┌─ Given records

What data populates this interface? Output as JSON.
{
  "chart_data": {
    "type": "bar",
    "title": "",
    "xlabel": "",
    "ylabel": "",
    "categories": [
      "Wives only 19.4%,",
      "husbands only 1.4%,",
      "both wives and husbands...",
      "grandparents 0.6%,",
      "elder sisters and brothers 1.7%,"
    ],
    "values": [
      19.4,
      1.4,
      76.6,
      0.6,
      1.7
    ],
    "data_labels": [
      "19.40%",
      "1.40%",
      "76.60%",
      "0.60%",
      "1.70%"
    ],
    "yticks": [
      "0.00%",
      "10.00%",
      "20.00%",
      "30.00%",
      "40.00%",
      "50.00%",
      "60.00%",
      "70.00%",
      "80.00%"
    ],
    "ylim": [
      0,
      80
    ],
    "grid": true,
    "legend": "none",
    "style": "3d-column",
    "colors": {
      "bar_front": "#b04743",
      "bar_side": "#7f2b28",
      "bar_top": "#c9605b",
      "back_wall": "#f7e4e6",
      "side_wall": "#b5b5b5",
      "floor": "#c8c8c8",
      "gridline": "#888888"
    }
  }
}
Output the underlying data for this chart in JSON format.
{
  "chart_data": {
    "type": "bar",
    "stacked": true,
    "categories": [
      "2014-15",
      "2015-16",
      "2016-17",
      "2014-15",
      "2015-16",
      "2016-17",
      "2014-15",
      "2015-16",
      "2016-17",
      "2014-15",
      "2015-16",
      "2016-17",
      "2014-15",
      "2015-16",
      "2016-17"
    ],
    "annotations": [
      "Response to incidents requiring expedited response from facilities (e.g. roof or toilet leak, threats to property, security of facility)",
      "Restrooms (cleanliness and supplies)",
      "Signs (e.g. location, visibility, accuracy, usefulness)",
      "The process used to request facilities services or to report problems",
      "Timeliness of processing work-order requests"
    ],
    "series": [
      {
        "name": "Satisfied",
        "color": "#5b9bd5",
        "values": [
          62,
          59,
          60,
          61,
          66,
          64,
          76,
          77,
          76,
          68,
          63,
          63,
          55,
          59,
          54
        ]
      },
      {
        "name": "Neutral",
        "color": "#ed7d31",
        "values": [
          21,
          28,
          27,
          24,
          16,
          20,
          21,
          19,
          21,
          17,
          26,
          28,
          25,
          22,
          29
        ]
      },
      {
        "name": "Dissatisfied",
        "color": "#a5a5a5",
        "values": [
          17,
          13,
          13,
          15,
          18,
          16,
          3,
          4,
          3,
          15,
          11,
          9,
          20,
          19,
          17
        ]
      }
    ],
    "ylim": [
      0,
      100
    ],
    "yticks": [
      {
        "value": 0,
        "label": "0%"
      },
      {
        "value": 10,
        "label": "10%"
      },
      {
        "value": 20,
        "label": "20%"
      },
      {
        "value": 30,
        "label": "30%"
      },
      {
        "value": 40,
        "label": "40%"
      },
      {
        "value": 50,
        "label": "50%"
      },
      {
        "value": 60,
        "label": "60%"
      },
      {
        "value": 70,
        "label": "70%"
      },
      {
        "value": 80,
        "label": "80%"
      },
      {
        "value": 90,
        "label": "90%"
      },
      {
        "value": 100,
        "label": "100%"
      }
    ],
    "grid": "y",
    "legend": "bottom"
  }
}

└─
┌─ Given records

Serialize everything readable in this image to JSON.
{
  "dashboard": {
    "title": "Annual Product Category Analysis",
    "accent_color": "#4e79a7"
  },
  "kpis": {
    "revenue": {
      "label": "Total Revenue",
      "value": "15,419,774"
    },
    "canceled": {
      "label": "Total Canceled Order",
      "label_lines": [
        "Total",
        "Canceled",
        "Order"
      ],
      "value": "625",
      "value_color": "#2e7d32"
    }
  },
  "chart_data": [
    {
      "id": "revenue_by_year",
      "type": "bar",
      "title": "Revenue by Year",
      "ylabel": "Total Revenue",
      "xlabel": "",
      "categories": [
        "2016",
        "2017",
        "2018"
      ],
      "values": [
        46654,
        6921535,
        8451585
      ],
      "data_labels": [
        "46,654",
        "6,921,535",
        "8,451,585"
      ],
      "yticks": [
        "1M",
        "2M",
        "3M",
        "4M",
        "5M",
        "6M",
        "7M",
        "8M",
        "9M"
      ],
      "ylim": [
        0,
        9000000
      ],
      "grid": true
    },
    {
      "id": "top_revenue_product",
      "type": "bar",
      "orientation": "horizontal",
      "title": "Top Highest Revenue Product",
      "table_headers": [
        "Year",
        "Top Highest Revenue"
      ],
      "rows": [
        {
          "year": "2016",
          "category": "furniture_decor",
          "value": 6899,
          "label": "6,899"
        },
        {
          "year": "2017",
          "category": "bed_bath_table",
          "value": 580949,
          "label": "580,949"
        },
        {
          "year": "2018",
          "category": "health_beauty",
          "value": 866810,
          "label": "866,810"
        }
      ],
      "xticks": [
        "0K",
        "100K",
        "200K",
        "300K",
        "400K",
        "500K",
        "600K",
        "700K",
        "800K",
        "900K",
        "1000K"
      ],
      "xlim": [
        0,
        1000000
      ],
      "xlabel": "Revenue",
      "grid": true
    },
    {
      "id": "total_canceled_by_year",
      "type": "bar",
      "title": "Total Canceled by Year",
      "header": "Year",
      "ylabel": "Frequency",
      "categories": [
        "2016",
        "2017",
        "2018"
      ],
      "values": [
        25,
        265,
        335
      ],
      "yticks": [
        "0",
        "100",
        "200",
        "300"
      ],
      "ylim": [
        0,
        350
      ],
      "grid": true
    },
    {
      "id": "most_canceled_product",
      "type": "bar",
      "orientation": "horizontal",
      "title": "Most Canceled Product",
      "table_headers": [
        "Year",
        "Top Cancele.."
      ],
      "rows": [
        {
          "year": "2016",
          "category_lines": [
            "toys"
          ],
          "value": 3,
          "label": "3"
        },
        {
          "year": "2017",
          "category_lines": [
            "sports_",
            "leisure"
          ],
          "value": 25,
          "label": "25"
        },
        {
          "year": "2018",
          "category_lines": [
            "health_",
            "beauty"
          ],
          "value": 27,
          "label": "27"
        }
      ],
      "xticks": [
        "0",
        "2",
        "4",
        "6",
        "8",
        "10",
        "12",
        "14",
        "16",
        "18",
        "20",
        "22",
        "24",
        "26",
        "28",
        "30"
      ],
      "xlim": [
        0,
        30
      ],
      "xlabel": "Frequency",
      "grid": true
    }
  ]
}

└─
┌─ Given records

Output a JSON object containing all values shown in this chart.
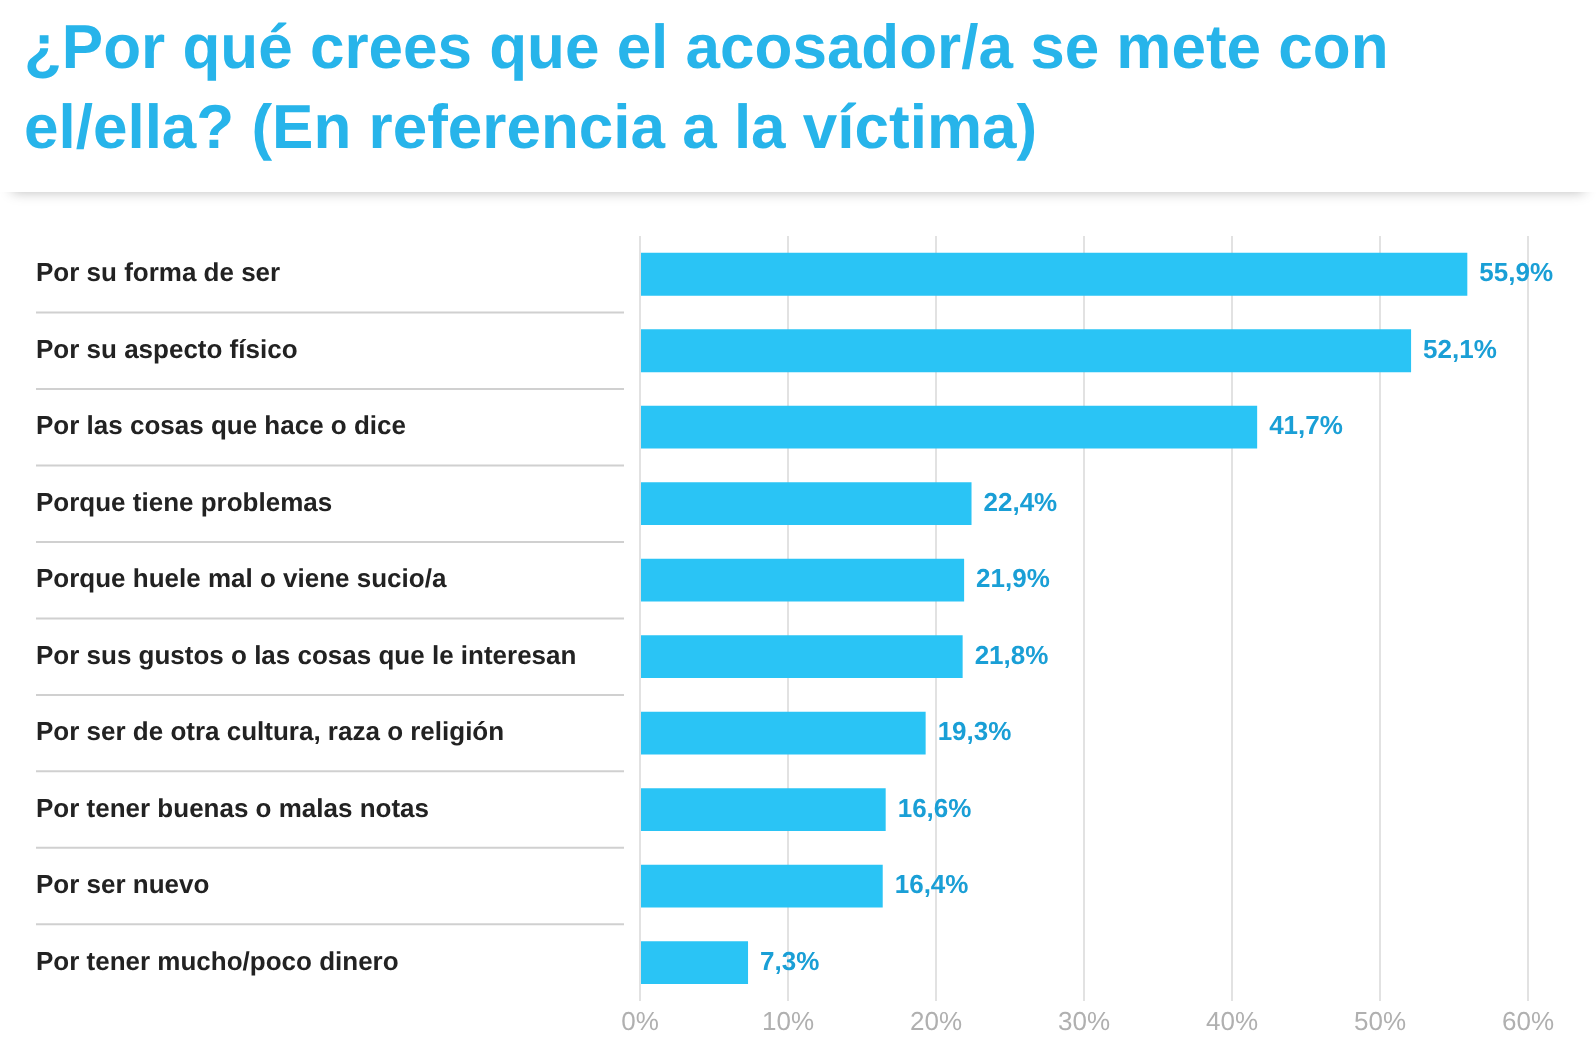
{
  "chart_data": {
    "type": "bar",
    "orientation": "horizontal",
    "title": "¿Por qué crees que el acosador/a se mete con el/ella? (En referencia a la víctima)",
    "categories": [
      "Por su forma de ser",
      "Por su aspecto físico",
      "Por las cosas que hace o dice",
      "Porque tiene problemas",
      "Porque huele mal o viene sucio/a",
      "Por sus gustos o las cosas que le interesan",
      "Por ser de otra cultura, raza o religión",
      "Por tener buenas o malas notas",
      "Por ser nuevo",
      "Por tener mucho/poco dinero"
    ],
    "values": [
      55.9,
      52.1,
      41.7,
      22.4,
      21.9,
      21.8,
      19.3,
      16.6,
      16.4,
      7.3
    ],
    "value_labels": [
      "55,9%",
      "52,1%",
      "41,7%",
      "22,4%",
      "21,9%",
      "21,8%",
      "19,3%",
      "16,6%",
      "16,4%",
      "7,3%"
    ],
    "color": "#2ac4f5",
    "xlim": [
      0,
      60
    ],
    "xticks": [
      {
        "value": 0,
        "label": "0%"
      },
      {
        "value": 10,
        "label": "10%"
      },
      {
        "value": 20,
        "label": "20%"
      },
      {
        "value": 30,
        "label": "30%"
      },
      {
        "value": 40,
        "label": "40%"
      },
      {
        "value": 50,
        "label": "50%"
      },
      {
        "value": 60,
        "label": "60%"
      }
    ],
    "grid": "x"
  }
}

└─

Only lines that contain the word "cosas" are wanted; copy each of them.

      "Por las cosas que hace o dice",
      "Por sus gustos o las cosas que le interesan",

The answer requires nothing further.